- _TO BE DONE_
Gather all lines with the word "more" in them.

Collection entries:
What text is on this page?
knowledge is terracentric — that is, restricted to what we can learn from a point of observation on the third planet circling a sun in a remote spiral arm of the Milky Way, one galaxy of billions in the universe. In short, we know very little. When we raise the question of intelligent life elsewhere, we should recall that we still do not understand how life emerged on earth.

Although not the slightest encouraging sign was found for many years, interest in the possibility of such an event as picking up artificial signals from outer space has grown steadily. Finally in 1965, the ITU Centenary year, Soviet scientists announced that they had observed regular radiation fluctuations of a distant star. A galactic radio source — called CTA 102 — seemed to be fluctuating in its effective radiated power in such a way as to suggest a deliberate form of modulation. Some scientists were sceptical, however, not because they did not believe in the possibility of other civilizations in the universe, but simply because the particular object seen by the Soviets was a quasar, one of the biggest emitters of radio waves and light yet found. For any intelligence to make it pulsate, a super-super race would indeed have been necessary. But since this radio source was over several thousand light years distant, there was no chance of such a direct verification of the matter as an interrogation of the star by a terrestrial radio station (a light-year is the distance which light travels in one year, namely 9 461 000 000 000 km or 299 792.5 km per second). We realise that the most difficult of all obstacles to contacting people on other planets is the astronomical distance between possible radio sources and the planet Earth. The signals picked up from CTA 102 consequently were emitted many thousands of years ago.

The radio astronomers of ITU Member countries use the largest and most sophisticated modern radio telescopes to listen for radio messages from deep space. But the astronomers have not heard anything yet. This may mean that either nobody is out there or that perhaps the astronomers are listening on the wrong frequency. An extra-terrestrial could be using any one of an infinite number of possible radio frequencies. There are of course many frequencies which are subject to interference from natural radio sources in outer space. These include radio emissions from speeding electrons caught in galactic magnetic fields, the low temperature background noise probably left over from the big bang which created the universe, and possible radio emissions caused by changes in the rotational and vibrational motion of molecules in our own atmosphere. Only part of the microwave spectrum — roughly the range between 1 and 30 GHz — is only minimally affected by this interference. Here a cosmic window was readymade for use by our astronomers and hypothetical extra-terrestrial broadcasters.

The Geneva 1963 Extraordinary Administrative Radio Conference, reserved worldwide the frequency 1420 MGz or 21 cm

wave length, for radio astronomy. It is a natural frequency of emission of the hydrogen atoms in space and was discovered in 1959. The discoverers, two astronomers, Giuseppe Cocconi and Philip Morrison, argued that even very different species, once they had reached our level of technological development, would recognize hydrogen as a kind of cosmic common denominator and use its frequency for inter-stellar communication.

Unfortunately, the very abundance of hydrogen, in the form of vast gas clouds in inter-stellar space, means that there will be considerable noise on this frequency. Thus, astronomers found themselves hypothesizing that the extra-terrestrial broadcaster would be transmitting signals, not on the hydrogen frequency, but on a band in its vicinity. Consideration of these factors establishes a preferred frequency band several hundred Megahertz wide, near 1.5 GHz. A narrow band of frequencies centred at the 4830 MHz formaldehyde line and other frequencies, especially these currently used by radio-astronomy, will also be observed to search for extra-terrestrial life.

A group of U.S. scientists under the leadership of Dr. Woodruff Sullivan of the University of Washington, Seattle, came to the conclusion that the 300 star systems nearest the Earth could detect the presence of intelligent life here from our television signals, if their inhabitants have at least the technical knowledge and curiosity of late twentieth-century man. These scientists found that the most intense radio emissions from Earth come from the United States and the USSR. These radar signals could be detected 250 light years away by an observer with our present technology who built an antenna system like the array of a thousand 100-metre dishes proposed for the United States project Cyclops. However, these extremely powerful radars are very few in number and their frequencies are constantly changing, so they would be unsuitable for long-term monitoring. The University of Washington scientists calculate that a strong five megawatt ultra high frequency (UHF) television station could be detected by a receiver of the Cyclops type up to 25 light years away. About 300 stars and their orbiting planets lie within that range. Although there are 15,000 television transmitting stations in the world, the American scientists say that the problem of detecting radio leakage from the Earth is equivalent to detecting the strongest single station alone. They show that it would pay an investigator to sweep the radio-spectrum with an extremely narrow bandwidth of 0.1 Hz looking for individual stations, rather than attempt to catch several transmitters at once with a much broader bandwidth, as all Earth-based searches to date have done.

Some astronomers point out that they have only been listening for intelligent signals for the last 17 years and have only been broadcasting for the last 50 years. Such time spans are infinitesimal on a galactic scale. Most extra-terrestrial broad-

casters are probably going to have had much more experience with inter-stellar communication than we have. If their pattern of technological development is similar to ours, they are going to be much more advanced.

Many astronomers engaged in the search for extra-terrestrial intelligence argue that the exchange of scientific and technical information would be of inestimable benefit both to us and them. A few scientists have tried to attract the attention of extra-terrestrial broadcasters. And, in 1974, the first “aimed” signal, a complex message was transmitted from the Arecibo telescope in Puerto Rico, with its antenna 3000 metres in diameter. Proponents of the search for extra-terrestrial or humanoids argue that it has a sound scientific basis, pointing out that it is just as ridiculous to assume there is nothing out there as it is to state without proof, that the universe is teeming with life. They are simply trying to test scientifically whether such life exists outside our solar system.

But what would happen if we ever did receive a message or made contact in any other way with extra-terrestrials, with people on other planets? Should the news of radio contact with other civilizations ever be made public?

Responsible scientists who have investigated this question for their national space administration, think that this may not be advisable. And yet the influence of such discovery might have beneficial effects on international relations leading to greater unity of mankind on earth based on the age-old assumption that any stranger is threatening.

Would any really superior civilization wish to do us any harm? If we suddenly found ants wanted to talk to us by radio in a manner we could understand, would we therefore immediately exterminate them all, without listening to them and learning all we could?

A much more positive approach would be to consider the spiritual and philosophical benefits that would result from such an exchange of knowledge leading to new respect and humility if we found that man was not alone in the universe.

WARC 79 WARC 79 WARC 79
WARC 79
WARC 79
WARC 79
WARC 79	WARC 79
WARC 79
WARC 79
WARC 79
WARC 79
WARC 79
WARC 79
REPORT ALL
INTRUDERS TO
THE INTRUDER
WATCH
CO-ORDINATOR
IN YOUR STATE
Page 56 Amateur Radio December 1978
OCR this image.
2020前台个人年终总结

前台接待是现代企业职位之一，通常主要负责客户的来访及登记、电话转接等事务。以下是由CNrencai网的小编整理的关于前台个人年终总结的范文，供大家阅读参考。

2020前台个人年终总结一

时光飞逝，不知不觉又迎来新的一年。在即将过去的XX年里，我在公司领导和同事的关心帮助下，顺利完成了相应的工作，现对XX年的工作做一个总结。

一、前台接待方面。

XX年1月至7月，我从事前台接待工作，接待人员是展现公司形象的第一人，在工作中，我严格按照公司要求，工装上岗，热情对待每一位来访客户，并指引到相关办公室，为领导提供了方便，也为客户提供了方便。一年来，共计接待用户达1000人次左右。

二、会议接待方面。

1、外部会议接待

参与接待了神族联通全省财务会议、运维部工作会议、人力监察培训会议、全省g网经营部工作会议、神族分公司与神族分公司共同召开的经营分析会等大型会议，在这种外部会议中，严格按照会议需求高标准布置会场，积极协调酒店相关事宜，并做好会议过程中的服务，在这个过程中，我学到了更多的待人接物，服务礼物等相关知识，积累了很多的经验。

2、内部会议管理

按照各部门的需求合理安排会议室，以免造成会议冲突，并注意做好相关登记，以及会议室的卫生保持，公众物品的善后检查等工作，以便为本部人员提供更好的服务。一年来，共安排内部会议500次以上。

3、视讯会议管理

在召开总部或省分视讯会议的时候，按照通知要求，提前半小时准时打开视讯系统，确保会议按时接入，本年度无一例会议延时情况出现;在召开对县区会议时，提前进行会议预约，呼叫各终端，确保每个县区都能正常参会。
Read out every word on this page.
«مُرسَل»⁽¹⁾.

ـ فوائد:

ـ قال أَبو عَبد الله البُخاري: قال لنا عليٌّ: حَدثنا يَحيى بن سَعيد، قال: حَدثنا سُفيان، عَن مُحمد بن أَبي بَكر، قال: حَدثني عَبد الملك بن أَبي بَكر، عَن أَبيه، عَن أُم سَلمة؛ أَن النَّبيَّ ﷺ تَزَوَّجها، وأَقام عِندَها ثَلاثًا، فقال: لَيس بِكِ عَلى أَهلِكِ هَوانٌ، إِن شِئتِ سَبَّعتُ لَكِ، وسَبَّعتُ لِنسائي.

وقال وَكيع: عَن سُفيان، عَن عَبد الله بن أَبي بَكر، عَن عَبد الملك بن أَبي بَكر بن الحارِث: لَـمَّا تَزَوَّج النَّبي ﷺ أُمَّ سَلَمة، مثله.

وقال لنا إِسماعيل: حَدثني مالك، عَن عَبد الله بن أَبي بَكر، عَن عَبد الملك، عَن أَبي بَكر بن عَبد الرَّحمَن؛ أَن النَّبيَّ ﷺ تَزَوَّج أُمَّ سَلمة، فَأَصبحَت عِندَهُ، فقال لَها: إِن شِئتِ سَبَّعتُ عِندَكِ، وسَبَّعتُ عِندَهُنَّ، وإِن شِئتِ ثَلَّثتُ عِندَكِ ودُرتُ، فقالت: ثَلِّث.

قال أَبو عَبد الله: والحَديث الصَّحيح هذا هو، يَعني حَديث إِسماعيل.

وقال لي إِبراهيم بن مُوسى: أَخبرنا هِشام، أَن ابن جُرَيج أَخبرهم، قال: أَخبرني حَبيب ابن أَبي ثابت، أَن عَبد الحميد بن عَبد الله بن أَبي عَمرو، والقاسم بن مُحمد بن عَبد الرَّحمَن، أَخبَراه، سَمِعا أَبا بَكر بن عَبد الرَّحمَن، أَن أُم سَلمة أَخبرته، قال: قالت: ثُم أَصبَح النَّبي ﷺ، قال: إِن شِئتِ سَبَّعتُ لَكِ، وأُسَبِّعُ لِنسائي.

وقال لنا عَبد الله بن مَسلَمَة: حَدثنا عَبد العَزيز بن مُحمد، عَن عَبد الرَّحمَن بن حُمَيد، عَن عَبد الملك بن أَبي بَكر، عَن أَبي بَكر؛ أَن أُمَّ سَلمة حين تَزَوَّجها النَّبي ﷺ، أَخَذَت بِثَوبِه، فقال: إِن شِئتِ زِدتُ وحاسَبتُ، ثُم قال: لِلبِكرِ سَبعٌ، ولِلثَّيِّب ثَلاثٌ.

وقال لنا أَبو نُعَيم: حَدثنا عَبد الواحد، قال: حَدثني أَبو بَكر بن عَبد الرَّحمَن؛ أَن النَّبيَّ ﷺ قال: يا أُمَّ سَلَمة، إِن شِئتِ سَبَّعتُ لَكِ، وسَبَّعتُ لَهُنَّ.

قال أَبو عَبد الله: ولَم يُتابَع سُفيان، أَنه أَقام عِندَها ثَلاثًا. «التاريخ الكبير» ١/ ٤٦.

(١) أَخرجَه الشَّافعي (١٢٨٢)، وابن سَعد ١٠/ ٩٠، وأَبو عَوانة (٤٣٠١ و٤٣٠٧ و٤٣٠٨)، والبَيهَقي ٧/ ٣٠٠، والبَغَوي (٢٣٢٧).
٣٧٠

- _FINISHED TASK_
casters are probably going to have had much more experience with inter-stellar communication than we have. If their pattern of technological development is similar to ours, they are going to be much more advanced.
A much more positive approach would be to consider the spiritual and philosophical benefits that would result from such an exchange of knowledge leading to new respect and humility if we found that man was not alone in the universe.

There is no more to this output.